DIRECTIONS FOR THIS TASK: Provide nothing beyond the count of lines that include the string "metragem".

SOURCE RECORDS:
BEGIN

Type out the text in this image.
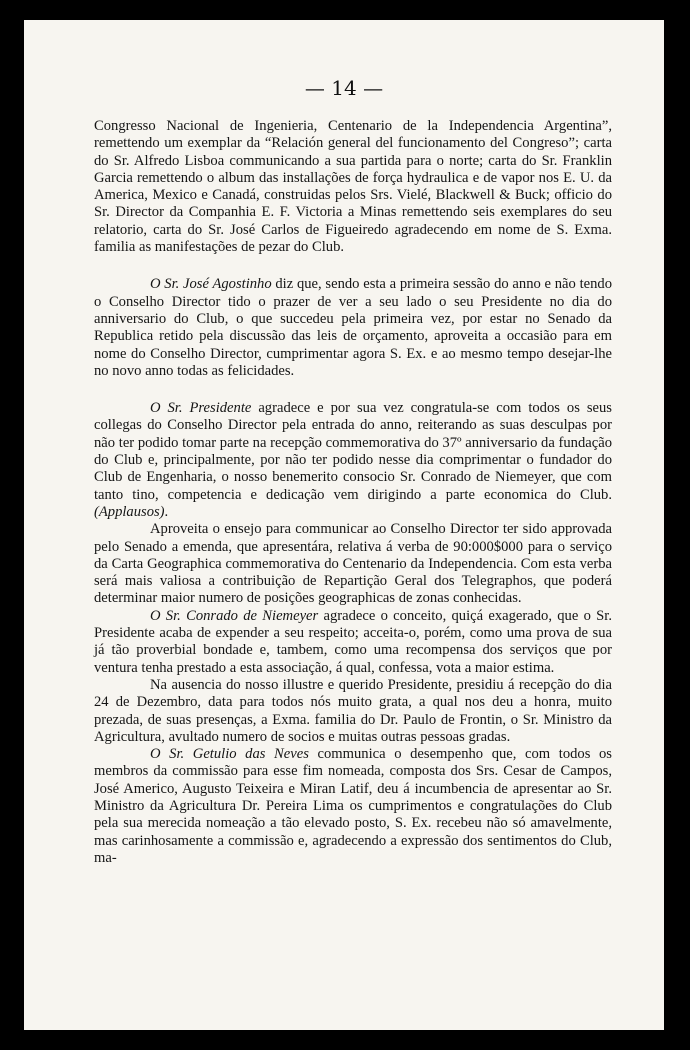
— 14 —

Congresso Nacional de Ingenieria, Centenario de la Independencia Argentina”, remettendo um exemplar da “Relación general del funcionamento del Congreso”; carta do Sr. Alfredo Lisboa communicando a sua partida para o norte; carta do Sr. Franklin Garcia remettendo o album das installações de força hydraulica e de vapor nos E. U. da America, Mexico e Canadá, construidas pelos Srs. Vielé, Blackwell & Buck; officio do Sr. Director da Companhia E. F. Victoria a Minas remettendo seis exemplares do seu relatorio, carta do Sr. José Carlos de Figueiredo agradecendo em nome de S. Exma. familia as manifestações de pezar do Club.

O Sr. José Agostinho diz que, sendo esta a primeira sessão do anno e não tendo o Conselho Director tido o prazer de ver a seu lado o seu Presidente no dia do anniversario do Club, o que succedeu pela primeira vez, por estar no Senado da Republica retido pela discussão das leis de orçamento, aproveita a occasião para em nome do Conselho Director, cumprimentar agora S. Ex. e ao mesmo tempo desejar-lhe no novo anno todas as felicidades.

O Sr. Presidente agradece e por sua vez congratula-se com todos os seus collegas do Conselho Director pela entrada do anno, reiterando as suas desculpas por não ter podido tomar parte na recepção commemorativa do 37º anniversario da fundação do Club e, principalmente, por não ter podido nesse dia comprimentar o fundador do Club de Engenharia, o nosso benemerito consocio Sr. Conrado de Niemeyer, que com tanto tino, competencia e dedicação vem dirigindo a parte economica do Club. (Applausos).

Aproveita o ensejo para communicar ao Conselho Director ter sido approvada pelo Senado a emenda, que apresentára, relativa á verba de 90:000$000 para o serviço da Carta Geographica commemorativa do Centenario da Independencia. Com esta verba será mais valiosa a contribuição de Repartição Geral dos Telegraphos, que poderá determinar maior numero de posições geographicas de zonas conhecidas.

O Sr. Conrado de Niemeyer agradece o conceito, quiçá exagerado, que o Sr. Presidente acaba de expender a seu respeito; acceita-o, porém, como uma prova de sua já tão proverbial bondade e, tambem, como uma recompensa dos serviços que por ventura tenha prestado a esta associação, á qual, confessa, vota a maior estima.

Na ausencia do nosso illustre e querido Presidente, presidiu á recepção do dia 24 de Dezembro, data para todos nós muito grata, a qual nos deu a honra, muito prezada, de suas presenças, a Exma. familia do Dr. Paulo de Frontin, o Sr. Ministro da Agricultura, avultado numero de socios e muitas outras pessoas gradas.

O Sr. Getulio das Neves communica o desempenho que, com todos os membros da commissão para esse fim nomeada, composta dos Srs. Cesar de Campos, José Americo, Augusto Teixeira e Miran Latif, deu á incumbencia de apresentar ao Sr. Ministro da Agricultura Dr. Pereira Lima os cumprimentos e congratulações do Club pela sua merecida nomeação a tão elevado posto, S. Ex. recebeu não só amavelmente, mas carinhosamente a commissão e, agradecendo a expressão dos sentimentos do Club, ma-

END
BEGIN

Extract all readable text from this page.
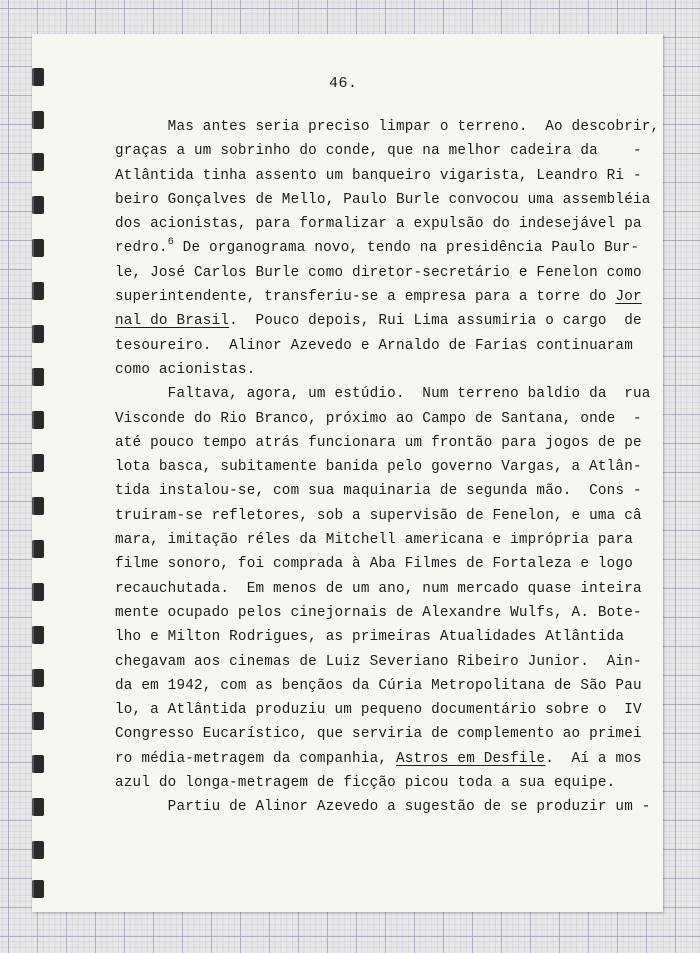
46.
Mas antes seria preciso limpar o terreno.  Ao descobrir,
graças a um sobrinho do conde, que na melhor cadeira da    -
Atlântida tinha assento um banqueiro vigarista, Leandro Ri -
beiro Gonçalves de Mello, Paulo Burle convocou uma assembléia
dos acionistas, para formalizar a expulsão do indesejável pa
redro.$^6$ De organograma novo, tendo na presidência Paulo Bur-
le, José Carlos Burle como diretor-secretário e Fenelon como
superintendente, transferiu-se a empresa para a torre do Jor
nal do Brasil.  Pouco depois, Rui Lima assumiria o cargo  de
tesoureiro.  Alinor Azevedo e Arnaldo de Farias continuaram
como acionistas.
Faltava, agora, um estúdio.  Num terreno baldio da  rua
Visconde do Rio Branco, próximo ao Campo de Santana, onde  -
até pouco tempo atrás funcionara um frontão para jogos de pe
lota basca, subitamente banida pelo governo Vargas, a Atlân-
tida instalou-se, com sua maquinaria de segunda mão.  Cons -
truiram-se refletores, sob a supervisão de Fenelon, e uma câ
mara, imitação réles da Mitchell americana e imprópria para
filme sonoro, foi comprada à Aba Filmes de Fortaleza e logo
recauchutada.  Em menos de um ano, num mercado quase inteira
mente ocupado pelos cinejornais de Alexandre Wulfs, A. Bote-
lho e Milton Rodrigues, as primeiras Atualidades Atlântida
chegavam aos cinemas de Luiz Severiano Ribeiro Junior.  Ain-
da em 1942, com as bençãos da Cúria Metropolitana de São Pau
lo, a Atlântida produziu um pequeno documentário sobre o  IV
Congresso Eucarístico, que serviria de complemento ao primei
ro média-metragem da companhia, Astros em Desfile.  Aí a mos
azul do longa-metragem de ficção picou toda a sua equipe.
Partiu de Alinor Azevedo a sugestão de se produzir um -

END
BEGIN

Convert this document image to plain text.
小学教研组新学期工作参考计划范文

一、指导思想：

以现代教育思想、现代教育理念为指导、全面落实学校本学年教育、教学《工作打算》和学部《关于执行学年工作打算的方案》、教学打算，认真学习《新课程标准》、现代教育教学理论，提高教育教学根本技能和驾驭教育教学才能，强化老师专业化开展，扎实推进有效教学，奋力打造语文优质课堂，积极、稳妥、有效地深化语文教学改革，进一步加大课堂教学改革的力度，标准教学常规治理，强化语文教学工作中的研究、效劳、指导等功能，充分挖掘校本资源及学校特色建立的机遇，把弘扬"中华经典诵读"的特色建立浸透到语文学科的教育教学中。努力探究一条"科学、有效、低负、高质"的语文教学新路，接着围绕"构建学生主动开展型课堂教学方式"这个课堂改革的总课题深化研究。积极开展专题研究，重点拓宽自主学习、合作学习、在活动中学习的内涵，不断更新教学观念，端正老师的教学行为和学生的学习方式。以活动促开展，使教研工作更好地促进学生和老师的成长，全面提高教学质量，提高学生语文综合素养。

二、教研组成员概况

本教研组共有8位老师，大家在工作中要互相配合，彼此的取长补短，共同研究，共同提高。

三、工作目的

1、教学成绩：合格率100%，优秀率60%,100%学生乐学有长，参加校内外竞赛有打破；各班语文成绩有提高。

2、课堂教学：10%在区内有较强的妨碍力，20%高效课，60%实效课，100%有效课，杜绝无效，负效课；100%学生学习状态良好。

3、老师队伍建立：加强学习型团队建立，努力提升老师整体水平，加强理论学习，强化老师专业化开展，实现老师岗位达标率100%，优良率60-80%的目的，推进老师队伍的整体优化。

END

ANSWER TO THIS PROBLEM: 2